## Required work
Only a number is expected: how many lines in the data below contain the word "settings".

## Extracted entries

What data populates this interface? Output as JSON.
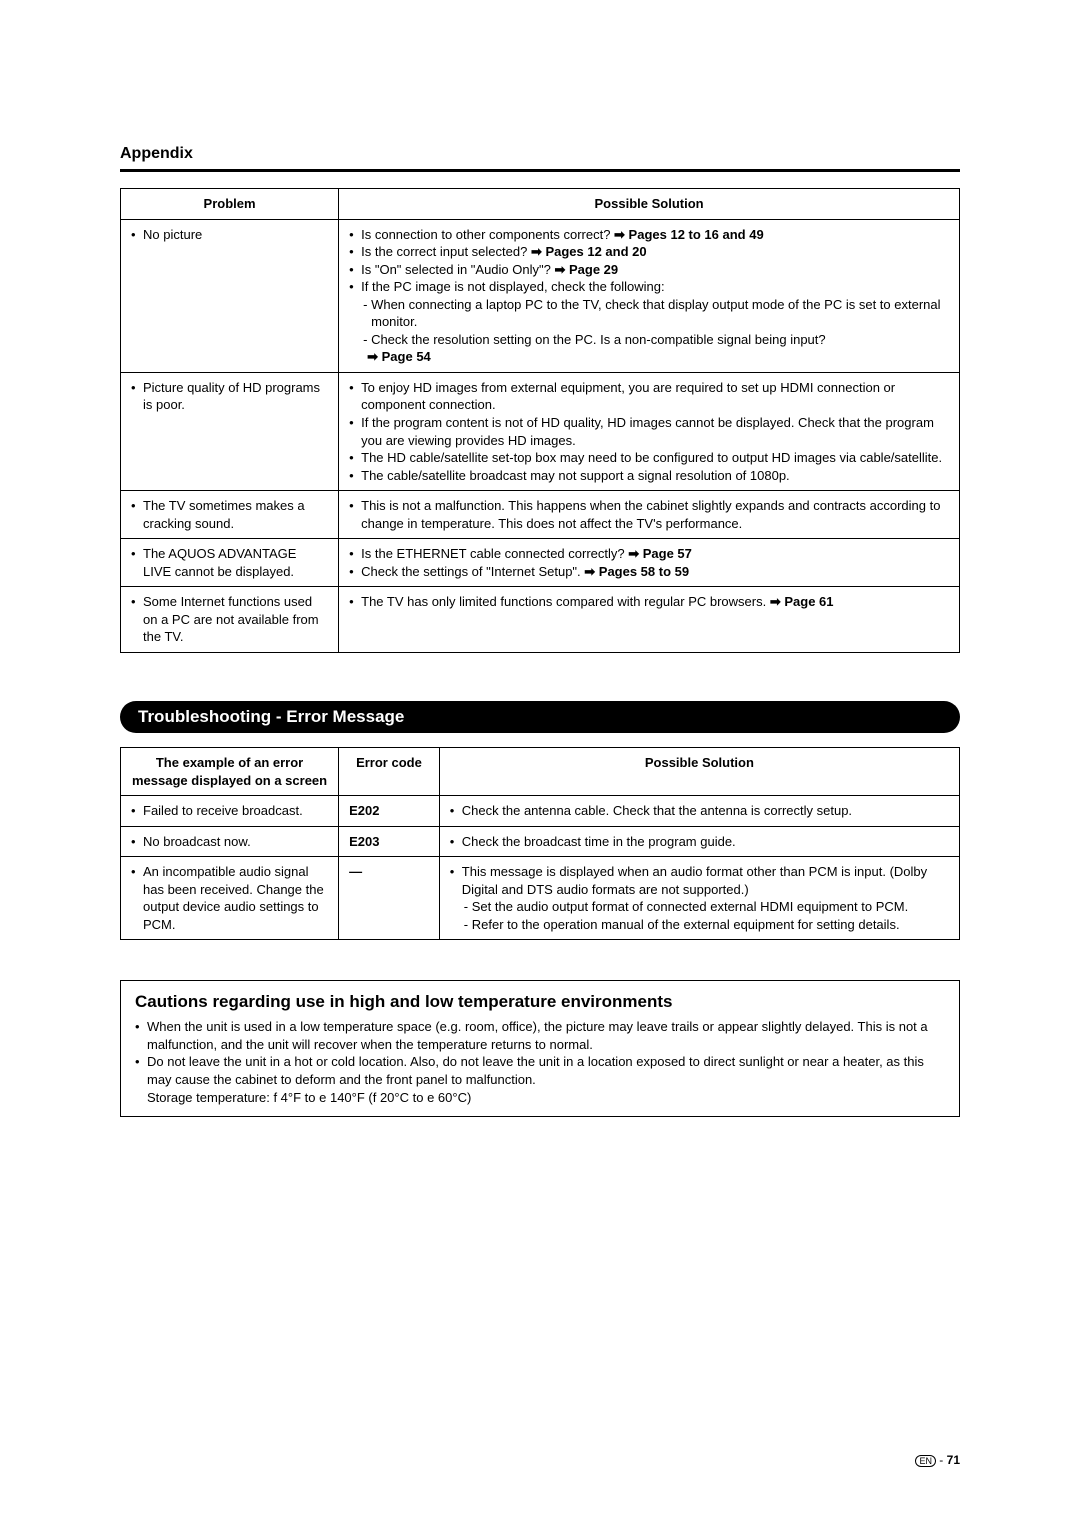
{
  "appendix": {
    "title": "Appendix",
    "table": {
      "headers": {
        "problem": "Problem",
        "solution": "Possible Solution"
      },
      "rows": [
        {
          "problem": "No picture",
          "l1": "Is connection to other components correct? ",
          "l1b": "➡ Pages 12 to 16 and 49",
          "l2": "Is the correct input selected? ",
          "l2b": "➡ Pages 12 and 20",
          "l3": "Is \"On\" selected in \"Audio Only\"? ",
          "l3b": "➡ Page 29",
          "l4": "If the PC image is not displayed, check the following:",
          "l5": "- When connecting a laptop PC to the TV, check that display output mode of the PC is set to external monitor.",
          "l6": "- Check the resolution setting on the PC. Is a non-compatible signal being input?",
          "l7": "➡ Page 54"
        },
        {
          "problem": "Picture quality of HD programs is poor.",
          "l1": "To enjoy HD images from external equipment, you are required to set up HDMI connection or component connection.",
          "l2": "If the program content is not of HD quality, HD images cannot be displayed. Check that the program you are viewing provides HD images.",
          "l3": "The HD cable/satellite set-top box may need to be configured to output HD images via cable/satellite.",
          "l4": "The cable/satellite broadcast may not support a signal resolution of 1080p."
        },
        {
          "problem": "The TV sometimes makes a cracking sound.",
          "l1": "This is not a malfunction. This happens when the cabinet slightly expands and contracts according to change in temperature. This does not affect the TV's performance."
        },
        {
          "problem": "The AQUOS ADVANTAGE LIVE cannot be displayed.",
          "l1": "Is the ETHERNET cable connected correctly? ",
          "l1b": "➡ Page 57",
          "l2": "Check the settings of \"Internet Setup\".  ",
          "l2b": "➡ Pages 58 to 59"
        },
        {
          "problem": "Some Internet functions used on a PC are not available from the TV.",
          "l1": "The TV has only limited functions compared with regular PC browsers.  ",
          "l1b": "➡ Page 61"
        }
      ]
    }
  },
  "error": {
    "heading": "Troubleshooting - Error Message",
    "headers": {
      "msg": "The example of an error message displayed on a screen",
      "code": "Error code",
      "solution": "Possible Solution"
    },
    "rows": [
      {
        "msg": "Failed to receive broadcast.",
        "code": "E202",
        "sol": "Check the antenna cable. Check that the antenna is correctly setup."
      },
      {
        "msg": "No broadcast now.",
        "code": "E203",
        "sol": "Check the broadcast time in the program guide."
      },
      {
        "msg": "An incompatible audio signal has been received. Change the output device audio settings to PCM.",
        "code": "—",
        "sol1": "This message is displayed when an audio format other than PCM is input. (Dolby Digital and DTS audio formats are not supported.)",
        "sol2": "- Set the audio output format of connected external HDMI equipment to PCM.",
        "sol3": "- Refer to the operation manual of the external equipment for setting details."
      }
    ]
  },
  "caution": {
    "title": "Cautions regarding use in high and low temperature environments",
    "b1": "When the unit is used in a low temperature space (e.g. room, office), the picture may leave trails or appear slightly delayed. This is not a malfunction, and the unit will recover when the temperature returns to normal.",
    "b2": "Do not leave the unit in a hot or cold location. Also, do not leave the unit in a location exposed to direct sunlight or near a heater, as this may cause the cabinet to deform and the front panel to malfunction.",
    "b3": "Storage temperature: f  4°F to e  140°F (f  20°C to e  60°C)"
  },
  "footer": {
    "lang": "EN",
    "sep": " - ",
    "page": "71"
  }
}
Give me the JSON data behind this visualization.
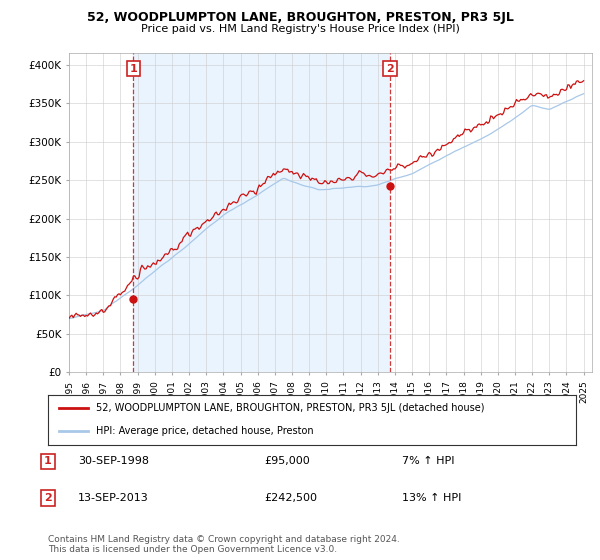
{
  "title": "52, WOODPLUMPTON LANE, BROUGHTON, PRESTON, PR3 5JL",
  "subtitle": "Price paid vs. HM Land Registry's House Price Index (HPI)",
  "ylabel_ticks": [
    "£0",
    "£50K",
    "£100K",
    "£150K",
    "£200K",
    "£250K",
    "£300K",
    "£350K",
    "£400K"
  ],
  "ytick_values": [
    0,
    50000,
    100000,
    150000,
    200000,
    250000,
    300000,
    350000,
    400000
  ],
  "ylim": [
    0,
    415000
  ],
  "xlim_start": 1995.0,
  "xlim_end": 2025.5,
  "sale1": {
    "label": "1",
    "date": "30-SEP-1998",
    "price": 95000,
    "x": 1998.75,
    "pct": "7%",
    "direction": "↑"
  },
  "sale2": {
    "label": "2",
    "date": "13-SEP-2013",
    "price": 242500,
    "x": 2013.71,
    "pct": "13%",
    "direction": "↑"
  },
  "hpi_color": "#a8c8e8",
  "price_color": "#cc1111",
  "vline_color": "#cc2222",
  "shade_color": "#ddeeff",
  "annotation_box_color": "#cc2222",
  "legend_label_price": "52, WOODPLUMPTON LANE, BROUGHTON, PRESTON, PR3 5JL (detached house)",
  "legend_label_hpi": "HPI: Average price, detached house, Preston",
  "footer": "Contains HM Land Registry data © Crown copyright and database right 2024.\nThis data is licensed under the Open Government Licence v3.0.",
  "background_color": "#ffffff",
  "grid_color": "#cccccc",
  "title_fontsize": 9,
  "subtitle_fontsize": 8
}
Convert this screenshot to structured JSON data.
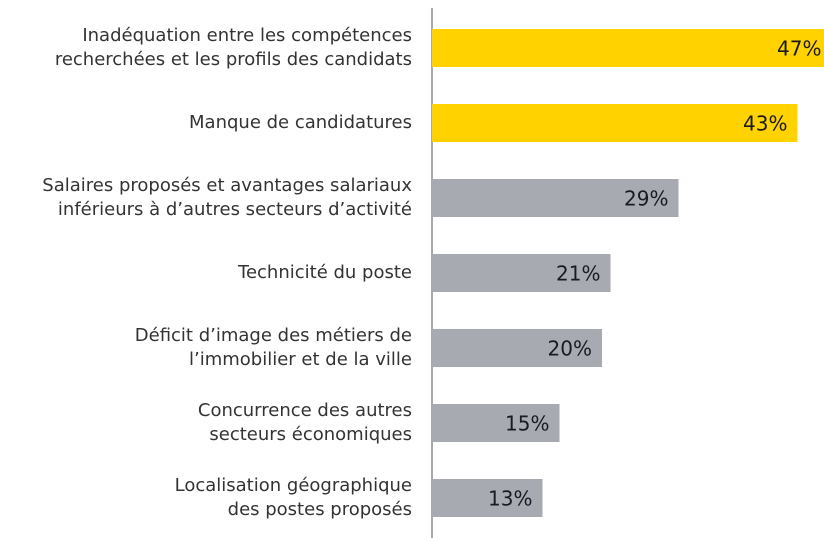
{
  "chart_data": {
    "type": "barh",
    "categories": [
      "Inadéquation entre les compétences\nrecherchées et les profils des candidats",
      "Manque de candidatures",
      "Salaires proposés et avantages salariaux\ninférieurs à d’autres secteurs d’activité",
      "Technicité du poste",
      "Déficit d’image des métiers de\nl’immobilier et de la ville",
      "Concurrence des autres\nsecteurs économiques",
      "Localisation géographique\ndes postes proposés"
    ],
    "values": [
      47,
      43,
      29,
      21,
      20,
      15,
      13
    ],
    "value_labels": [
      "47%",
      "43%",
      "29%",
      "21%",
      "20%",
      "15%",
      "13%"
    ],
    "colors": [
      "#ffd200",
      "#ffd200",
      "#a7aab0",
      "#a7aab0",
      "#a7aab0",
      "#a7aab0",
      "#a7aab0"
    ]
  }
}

## Solution
2